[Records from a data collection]
▽
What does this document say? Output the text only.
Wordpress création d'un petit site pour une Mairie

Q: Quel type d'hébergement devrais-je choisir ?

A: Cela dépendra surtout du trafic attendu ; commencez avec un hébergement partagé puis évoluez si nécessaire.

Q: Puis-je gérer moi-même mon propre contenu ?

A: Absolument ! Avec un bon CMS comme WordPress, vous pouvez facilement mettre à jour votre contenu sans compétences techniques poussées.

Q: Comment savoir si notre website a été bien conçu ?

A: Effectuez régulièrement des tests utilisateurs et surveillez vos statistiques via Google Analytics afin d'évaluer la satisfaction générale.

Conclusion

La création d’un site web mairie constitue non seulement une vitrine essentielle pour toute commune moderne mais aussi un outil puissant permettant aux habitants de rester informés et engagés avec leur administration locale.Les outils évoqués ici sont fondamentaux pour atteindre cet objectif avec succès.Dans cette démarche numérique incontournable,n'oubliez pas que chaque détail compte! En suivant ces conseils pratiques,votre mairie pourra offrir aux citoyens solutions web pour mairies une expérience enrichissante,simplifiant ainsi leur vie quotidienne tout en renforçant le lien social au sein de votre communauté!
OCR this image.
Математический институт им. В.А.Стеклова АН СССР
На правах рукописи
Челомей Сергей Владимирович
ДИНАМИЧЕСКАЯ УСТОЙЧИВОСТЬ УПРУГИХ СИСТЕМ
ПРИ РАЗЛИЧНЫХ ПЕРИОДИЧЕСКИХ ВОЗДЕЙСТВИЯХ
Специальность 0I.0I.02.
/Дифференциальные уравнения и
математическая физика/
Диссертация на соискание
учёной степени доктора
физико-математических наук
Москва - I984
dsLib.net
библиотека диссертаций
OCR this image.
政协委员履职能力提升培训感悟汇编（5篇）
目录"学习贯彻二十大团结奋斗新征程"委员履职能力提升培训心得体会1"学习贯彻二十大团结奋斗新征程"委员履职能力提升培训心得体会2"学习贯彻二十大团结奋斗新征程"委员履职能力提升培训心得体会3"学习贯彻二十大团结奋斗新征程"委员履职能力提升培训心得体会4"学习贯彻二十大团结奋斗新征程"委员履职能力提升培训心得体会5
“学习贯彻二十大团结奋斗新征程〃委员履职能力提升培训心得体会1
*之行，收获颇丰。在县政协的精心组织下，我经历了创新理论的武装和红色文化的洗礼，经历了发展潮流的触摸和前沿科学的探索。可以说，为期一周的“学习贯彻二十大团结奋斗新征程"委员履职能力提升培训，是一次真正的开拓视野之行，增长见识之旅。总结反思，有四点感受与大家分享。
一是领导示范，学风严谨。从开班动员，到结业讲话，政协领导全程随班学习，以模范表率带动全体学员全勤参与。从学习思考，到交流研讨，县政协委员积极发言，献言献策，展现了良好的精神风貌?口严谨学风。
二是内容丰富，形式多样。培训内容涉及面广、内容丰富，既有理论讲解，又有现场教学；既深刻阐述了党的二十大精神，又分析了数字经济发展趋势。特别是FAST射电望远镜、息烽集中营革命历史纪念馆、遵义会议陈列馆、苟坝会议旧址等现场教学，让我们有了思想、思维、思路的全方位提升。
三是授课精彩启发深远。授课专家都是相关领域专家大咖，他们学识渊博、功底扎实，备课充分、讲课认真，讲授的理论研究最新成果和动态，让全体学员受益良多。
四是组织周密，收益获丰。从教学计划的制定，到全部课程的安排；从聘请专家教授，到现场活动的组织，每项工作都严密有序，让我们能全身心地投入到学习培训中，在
△
* [THE EXERCISE]
Copy out every line of the listing that contains the string "création".

* [FINAL RESULT]
Wordpress création d'un petit site pour une Mairie
La création d’un site web mairie constitue non seulement une vitrine essentielle pour toute commune moderne mais aussi un outil puissant permettant aux habitants de rester informés et engagés avec leur administration locale.Les outils évoqués ici sont fondamentaux pour atteindre cet objectif avec succès.Dans cette démarche numérique incontournable,n'oubliez pas que chaque détail compte! En suivant ces conseils pratiques,votre mairie pourra offrir aux citoyens solutions web pour mairies une expérience enrichissante,simplifiant ainsi leur vie quotidienne tout en renforçant le lien social au sein de votre communauté!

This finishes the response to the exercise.